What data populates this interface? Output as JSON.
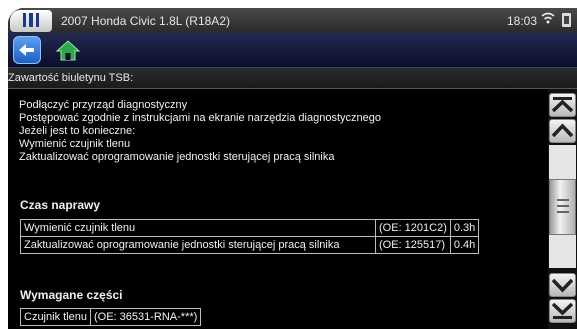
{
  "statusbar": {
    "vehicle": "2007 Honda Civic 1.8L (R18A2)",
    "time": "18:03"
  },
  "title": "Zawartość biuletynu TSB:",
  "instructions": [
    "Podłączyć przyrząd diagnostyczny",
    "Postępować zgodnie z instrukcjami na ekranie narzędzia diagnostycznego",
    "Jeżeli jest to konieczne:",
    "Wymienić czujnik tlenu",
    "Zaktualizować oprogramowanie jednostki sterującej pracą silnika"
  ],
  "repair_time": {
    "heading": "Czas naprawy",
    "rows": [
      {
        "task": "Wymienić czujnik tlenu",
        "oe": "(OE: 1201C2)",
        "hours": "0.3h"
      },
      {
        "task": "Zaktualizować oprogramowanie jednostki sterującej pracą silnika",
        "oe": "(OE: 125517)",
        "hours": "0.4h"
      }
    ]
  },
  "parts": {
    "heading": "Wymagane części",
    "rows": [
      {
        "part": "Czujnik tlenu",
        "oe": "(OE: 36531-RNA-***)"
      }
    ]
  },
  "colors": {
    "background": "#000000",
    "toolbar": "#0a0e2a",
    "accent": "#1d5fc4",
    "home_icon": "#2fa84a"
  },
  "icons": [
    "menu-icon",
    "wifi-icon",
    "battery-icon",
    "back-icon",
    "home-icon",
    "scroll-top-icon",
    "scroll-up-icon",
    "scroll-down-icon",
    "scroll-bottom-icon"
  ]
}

· · · ·

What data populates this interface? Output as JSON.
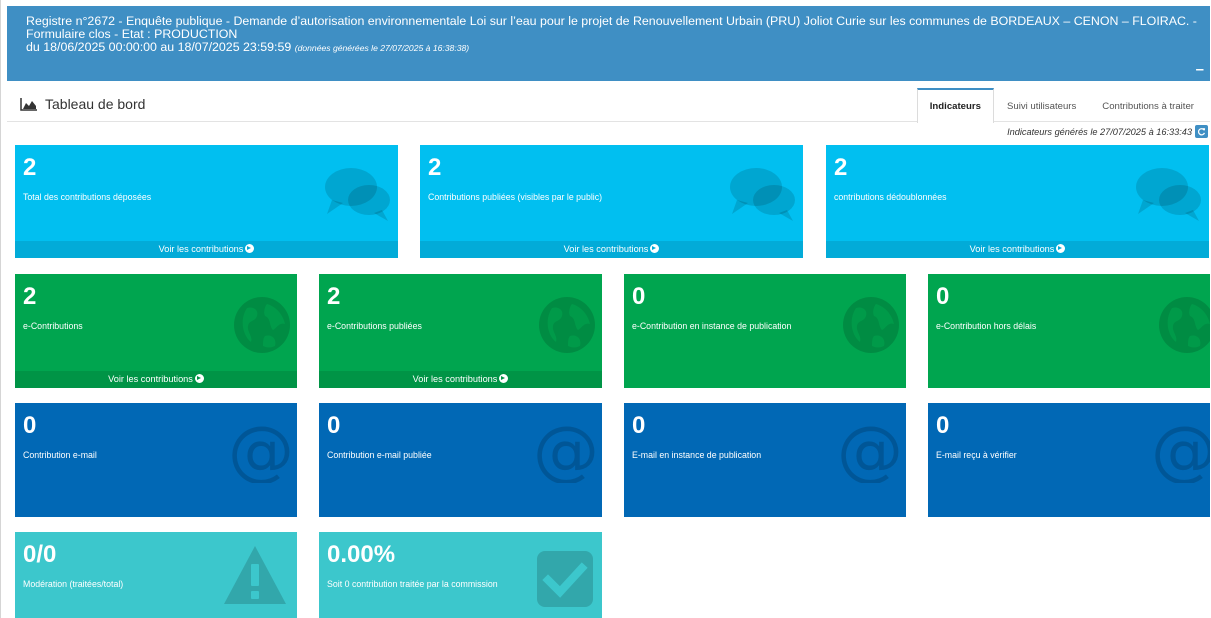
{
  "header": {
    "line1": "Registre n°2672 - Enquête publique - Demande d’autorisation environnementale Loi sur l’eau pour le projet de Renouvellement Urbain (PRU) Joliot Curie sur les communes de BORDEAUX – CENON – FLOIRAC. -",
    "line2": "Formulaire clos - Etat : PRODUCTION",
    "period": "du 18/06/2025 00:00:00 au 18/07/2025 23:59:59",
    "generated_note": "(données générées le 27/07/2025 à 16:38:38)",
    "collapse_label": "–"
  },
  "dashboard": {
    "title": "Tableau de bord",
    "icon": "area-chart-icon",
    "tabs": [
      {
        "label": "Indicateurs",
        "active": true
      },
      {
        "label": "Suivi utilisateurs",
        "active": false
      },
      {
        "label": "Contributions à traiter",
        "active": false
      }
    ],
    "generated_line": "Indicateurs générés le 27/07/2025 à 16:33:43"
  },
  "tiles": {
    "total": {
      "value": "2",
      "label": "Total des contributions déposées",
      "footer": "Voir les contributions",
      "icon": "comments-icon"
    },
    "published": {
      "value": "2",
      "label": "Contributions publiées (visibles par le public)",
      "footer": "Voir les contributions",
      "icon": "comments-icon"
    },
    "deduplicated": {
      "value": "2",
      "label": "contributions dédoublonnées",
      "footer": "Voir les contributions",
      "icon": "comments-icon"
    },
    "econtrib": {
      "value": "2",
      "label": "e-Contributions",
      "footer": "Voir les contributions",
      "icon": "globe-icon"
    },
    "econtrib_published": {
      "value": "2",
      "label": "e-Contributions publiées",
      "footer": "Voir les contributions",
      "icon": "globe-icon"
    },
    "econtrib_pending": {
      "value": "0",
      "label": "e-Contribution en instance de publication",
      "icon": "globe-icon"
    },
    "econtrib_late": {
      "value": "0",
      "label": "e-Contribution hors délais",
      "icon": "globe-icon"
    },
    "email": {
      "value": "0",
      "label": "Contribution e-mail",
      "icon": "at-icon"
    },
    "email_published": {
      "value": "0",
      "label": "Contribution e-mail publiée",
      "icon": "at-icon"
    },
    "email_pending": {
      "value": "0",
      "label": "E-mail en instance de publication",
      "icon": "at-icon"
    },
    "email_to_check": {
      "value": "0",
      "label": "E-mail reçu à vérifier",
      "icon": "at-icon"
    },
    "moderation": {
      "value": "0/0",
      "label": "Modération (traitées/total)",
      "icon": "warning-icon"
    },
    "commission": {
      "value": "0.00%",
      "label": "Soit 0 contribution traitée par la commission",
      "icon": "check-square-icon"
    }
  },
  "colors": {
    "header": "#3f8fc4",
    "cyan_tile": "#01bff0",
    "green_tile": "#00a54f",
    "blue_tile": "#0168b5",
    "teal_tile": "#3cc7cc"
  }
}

· · · ·

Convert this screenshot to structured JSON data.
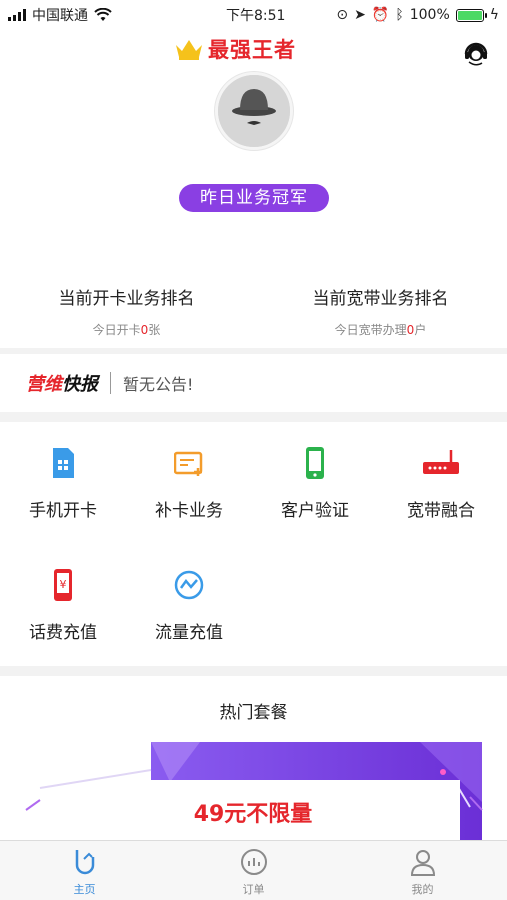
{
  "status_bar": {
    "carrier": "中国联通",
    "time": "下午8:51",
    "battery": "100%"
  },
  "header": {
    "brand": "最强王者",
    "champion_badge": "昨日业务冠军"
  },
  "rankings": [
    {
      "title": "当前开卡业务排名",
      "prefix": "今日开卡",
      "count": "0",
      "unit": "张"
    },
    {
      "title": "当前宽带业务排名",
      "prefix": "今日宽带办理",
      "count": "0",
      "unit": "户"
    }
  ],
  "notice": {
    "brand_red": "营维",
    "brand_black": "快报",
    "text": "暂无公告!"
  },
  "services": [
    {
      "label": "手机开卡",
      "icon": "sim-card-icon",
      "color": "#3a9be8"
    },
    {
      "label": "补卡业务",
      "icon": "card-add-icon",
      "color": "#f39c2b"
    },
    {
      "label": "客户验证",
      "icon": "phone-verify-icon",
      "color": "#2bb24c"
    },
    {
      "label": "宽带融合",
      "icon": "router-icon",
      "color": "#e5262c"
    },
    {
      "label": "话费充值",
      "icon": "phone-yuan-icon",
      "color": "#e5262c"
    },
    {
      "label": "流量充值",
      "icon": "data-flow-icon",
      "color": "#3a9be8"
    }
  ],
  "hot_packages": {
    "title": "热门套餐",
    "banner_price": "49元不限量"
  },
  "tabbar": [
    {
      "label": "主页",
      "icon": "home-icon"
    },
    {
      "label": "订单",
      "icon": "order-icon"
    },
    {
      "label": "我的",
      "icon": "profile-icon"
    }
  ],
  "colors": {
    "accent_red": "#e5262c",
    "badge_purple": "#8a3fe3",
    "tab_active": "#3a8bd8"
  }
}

· · · ·

Track down the lines that include the word "card" and copy them.

PROBLEM SOLUTION:
      "icon": "sim-card-icon",
      "icon": "card-add-icon",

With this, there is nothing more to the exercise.